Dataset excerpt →
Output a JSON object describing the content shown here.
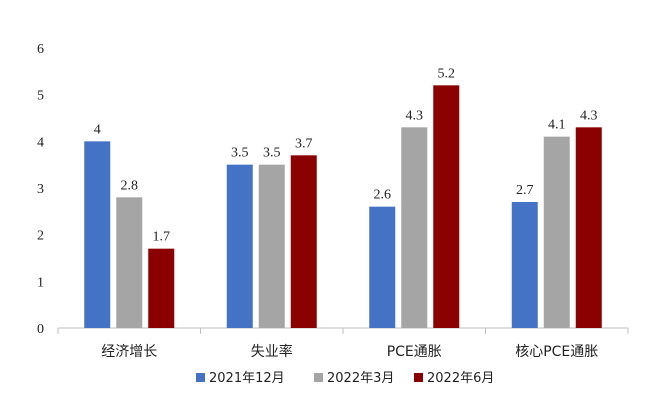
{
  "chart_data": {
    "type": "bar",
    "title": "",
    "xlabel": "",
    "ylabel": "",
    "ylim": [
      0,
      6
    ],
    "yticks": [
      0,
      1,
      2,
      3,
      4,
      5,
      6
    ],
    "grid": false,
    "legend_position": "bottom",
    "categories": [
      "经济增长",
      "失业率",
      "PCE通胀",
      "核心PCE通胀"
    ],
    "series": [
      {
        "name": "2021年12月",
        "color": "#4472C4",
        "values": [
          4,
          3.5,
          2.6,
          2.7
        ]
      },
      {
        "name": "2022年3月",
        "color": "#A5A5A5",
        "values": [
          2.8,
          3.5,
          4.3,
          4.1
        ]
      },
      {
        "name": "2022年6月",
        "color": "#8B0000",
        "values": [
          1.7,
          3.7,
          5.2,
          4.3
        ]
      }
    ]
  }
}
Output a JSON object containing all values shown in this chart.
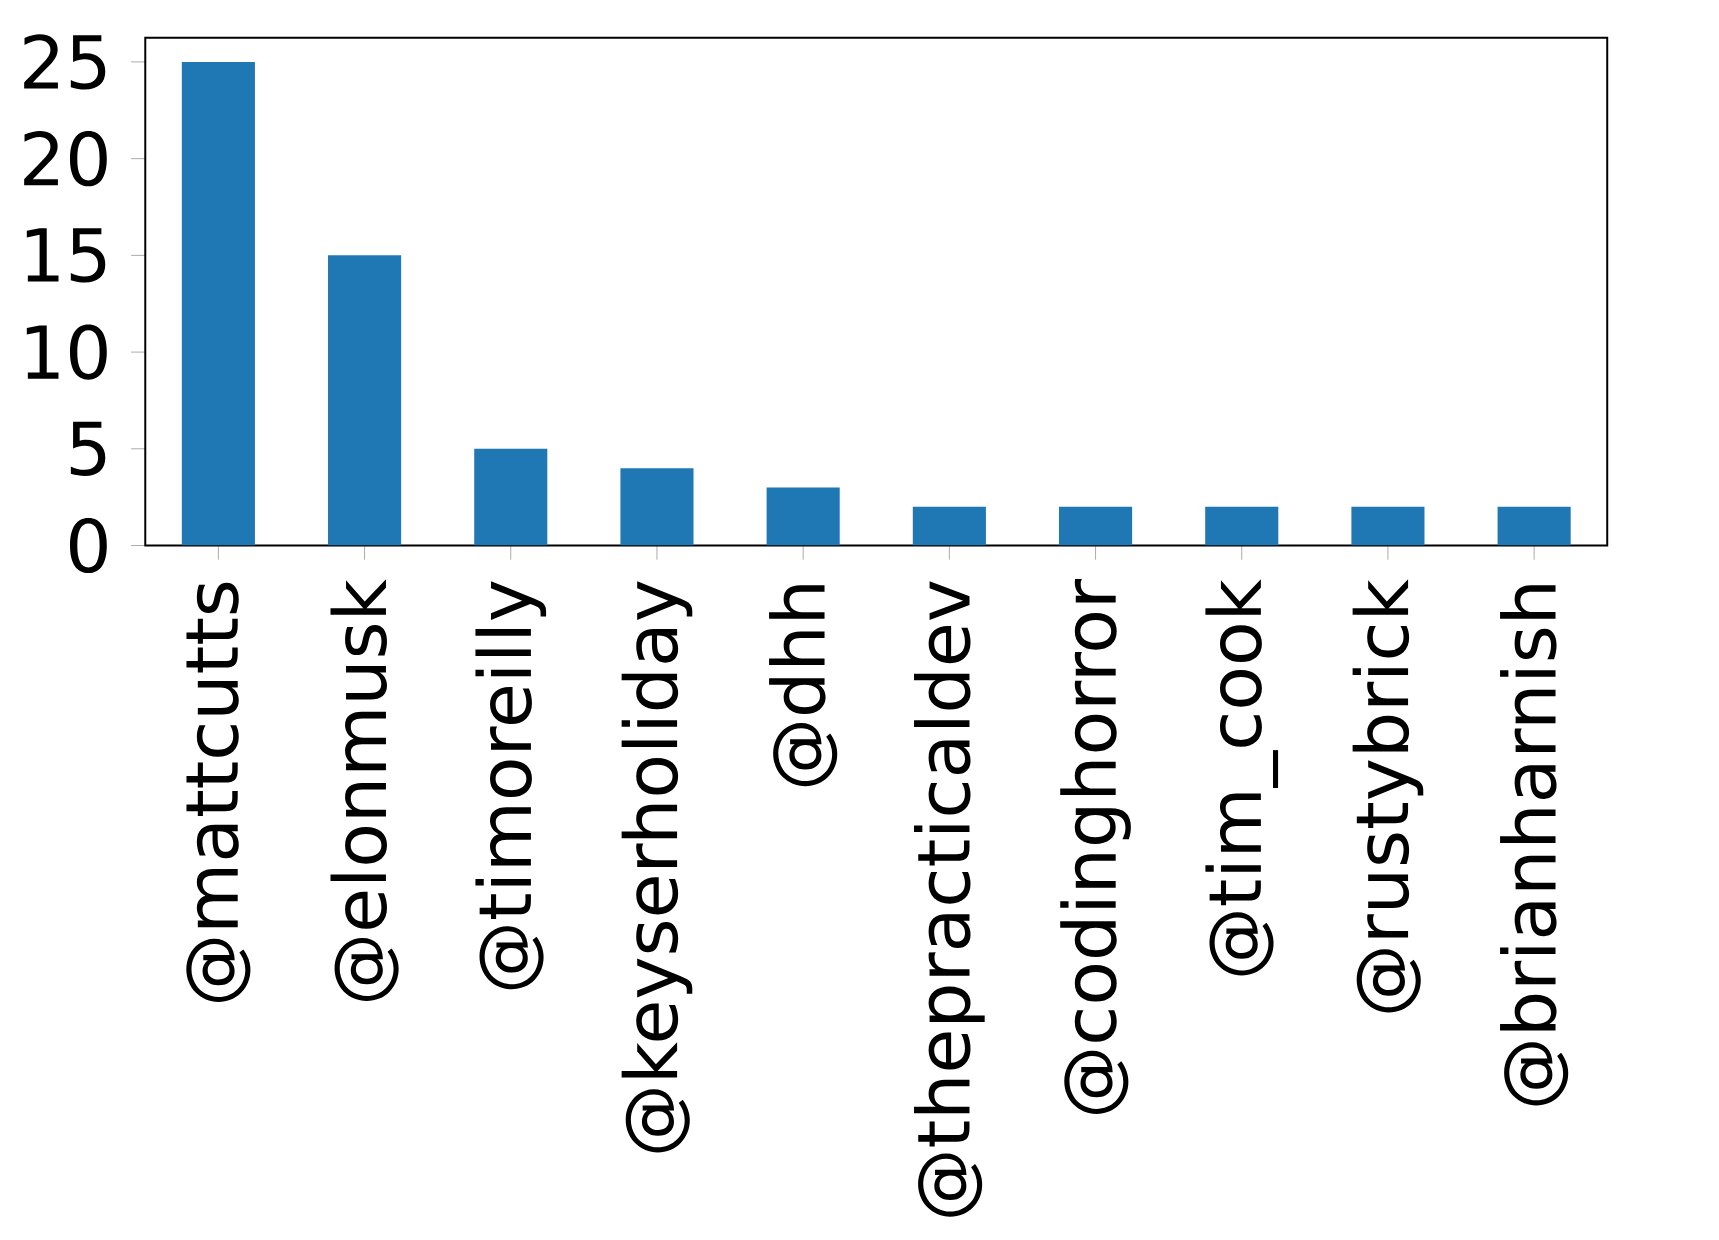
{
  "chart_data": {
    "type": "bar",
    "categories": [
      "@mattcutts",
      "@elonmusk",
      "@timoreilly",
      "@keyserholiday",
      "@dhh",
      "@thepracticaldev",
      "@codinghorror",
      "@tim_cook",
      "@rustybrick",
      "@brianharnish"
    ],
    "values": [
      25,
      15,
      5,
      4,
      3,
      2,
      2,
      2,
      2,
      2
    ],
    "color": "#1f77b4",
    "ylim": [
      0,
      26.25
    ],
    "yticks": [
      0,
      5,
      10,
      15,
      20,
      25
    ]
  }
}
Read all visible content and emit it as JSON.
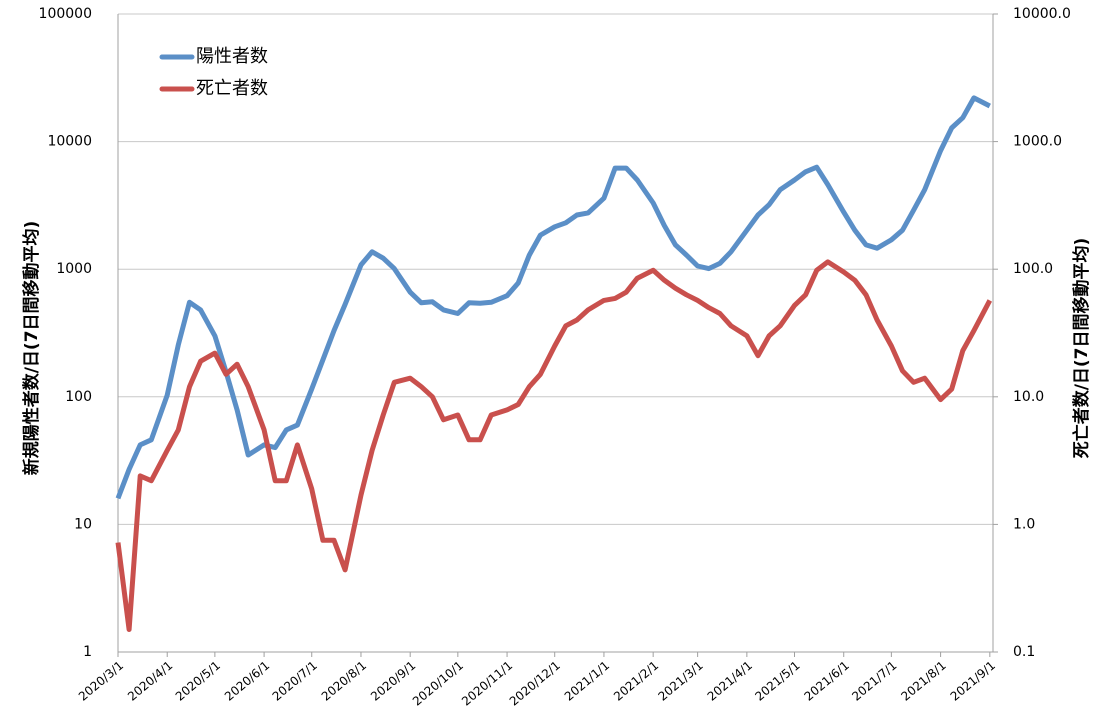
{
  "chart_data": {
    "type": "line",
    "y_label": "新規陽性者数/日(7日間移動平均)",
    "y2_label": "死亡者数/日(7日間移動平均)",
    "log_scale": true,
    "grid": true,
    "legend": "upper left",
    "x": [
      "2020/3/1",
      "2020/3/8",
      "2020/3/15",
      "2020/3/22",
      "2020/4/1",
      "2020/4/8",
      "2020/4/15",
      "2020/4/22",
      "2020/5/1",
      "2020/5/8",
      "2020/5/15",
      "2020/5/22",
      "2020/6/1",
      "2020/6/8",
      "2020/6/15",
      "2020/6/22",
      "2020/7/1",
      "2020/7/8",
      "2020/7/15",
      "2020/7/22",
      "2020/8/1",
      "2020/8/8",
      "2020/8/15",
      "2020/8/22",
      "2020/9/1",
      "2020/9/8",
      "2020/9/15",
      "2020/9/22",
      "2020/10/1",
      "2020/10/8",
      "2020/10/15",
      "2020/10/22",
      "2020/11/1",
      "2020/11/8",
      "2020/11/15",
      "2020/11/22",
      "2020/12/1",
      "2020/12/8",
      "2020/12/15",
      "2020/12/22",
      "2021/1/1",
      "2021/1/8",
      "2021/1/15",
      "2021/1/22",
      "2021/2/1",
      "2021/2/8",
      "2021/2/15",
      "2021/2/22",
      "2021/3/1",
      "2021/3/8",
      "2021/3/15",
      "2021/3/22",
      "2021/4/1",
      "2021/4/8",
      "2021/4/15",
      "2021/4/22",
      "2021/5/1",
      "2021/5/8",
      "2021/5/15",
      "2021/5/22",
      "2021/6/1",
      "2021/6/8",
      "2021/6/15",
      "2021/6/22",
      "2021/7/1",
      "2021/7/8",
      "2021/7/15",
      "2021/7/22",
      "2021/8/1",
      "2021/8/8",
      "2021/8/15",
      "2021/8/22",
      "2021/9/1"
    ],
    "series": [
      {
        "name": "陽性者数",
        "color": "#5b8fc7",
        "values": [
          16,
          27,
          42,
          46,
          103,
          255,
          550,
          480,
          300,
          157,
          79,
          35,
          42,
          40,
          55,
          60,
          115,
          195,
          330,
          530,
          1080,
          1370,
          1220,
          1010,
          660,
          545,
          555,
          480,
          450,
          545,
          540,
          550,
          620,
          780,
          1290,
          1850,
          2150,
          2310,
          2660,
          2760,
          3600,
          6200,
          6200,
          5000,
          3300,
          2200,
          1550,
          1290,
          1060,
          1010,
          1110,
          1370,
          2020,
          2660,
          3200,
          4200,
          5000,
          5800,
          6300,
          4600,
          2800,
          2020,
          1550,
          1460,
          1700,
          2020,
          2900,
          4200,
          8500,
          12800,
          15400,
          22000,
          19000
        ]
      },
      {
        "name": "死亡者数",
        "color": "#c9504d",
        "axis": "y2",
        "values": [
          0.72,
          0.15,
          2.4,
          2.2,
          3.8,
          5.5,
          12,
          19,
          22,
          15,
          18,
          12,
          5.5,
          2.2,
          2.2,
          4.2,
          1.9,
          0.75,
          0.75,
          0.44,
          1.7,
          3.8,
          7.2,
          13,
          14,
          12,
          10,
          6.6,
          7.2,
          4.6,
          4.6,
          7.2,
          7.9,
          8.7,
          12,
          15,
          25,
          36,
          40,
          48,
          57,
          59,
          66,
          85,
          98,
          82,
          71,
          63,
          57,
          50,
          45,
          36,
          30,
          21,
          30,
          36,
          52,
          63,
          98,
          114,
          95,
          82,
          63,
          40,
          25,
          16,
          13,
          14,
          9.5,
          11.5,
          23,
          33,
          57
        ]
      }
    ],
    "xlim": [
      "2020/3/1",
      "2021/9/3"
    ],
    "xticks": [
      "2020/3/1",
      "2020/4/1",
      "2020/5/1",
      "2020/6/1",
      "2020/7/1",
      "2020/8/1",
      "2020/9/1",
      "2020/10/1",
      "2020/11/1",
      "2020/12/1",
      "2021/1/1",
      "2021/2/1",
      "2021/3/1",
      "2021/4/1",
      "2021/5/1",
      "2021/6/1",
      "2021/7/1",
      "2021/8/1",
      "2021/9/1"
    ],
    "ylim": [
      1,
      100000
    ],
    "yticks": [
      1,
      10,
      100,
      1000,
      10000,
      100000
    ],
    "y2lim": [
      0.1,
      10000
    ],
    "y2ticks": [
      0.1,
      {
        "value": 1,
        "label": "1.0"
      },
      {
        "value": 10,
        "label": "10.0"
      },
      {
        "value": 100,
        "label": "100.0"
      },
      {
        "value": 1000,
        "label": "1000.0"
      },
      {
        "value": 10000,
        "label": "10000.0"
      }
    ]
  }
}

What this task involves → Pull out all lines containing "content".

Solved exercise →
Output a JSON object describing the content shown here.
Read all visible content and emit it as JSON.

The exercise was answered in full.